====== DOCUMENT EXCERPT

Ariel’s smooth 500cc KH twin was a Val Page design of the early 50s, the Selly Oak company’s answer to the parallel twin vogue that Triumph started in 1937 and the rest of the British industry was forced to follow in the 1940s and 50s to keep up their sales.
Never mind that Ariel had some mighty fine singles and the unique Square Four, they were in a market competing for custom all over the world, and the world was twin-cylinder crazy. The KH was produced with an all-iron top and the all-alloy KHA as an option; these are rare indeed today and Arielists prize them very highly. With the head and barrel polished up to match the timing cover, gearbox end plate and primary chaincase, they are downright dazzling – guaranteed to make ‘em stop and ogle at any classic bike show.
But there’s a special version of the KHA in existence, a twin-carburettor model that’s obviously meant to be rather sporty, and CBG had the chance to look it over before restorer Graham Horne delivered it to the National Motor Cycle Museum. The cylinder head is clearly non-standard, with quite separate inlet tracts for the carbs, while the standard head has the single-carb mounting and the tracts to the two cylinders all within the casting. This version could be adapted to a single carburetter with a manifold, but that was clearly not the idea at all; this is the sporting 500 Ariel Twin that didn’t make it to the production line. Finished in the Wedgwood blue that was a one-year-only option for the 1953 season, it’s a very handsome motorcycle with white lining and lots of polished alloy. “If you’d had one of those back in 1953, you’d have been a very proud man indeed,” as Graham Horne put it.

============
====== MATERIAL SUPPLIED

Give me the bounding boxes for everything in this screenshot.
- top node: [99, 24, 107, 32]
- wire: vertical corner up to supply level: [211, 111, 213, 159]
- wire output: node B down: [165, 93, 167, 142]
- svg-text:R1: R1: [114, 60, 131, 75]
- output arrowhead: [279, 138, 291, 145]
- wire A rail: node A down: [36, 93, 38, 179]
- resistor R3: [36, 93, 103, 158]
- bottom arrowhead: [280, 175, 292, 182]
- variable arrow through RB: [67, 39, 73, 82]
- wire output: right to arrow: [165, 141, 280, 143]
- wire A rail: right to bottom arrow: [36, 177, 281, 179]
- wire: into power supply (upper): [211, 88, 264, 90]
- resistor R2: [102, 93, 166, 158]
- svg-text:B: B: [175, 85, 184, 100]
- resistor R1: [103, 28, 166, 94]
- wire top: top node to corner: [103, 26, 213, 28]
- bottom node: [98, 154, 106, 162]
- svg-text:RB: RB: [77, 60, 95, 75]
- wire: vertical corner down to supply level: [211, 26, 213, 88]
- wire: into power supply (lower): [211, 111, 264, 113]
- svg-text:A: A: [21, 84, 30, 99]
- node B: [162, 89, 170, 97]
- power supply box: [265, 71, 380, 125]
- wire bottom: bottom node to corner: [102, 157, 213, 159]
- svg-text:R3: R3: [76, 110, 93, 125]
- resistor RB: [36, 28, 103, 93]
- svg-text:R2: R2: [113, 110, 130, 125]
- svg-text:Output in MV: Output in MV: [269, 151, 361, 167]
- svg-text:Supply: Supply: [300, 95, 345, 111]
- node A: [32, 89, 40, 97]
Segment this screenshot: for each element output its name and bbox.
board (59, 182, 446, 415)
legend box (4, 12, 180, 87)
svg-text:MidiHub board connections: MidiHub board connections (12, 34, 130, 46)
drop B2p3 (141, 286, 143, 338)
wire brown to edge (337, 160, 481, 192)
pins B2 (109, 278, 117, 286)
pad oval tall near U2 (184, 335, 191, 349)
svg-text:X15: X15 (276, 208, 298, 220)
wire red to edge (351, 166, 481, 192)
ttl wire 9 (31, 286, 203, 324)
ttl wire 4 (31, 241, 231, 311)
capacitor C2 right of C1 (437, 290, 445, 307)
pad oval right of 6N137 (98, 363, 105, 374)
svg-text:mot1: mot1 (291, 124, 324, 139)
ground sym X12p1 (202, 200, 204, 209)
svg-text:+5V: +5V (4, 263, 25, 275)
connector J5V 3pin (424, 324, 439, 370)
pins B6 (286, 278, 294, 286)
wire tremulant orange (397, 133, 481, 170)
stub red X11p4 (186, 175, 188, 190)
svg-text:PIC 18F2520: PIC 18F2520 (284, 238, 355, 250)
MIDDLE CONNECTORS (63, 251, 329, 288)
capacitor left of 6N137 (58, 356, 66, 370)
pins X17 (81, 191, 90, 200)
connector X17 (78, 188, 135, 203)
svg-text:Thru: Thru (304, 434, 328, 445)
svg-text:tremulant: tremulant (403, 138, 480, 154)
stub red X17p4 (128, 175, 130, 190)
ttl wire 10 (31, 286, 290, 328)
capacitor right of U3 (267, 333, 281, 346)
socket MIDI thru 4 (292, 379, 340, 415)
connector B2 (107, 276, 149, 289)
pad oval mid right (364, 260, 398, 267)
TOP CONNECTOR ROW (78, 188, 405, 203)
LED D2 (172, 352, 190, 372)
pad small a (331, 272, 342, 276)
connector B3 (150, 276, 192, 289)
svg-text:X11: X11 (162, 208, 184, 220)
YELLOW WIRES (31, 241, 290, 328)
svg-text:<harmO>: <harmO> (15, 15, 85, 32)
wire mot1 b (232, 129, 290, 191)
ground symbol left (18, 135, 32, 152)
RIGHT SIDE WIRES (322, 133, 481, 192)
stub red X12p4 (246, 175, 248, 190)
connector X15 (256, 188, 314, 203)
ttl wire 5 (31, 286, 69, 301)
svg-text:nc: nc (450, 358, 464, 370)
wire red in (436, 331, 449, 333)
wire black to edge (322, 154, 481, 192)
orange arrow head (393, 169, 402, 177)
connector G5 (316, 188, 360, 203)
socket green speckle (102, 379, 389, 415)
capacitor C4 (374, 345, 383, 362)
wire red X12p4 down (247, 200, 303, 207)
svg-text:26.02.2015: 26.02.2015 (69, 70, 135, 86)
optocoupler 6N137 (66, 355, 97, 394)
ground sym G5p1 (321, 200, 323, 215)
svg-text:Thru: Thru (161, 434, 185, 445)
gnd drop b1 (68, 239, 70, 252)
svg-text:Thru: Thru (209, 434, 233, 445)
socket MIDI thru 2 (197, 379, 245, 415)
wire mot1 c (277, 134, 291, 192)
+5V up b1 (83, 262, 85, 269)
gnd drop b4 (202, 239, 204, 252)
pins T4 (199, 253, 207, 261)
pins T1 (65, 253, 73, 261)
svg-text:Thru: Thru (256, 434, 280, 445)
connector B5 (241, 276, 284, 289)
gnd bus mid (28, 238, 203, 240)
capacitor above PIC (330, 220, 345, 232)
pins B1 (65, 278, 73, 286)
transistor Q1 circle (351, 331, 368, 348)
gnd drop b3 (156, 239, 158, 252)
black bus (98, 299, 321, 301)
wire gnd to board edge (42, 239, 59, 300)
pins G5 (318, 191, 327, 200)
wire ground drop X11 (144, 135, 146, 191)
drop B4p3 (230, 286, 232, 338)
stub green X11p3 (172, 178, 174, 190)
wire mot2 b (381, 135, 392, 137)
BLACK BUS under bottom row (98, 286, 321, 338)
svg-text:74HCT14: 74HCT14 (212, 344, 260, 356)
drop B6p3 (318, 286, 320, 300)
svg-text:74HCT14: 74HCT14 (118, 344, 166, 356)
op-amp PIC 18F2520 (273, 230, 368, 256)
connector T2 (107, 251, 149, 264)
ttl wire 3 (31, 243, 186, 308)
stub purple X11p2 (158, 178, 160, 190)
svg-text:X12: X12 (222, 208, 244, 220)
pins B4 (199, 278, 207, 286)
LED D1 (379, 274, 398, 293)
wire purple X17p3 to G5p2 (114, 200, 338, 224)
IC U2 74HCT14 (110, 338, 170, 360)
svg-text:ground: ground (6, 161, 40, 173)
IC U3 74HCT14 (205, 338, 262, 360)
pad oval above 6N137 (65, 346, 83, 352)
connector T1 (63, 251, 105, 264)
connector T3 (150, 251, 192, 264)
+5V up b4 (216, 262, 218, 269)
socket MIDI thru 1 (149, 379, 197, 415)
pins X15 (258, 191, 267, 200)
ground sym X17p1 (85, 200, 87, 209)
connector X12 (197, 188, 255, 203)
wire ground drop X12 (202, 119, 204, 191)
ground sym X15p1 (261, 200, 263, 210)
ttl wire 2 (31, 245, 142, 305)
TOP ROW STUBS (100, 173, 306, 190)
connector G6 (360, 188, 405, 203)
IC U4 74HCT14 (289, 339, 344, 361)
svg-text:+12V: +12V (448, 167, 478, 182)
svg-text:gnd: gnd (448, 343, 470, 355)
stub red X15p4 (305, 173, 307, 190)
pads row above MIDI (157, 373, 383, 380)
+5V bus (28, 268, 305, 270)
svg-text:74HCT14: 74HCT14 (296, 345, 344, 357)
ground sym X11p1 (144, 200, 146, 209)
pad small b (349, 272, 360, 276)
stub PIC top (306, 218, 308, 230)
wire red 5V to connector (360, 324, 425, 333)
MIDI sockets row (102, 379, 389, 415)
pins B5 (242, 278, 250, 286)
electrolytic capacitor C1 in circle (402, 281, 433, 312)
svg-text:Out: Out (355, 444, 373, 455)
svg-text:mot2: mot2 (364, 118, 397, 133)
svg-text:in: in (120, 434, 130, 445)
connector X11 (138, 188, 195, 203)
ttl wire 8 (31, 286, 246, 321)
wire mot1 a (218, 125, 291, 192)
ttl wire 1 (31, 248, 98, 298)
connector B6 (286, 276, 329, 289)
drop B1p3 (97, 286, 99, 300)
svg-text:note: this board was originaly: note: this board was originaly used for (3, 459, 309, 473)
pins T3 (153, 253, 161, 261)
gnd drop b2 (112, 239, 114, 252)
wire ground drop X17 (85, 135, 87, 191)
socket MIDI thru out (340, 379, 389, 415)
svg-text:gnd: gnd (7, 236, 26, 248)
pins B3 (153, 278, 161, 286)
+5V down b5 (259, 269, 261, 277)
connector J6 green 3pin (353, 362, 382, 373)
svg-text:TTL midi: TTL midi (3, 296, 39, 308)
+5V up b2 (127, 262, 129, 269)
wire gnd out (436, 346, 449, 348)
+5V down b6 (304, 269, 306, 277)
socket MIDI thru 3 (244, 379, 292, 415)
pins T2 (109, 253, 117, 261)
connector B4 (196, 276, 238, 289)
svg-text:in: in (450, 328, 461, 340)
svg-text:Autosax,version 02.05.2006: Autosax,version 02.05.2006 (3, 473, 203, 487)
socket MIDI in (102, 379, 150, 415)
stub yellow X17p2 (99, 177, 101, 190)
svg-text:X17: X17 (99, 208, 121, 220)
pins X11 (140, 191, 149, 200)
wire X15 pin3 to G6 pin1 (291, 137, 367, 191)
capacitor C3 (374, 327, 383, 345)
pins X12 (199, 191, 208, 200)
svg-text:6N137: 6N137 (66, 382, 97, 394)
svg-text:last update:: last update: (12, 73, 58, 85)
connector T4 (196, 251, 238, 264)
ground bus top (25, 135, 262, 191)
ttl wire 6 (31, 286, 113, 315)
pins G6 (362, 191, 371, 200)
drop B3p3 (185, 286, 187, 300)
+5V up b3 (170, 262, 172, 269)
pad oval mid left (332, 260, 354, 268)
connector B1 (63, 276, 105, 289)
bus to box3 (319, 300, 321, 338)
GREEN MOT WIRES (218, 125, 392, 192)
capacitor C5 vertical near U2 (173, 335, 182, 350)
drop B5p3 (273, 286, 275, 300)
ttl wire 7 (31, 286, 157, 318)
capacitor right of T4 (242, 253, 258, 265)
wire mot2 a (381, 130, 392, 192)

============

» TASK DESCRIPTION: Write a continuation of the passage on the twin-carburetor Ariel KHA, beginning after its final sentence. The records are drawn from a separate source and are unrelated to the passage.

» TASK ANSWER:
Why didn’t the KHA in single carb form, never mind this more sporting twin Amal version, progress and establish a place in the Ariel range? Graham believes that the cast iron guides for the cam followers, which in Val Page’s design were located at the outer ends of each camshaft (in effect at each corner of the cylinder block) were inclined to work loose when the bike was worked hard and the engine became hot. The different rates of expansion of alloy and cast iron would account for that; the logical solution would have been to peg them in place if development had continued.
The engine number is XFA100, which has no obvious significance as XFA was the normal KHA number prefix. But careful examination of the cylinder head shows ‘EX’ cast into the fins, which suggests an experimental unit. This one should be back with the museum by the time you read this, but before it disappeared into Mr Horne’s van we couldn’t resist a quick, round-the-block squirt on a unique motorcycle.
It’s standard 1953 Ariel in the rolling chassis department, with the unloved Anstey rear suspension, while the exhaust note through a pair of pattern Burgess silencers is deep and crisp, suggestive of an engine intended to get a move on along the open road. But that was not for us, just a rapid run up the road and back, which showed the bike light to handle and the engine very responsive and willing. The fact that it’s not registered for the road did rather inhibit our brief ride. Ahem.
You can see it in the museum, which is on the junction of the A45 and M42, another handsome motorcycle that reminds us what might have been if the Ariel factory at Selly Oak had been given a little more leeway by their BSA owners to work on their original designs. Another one to file under ‘if only’.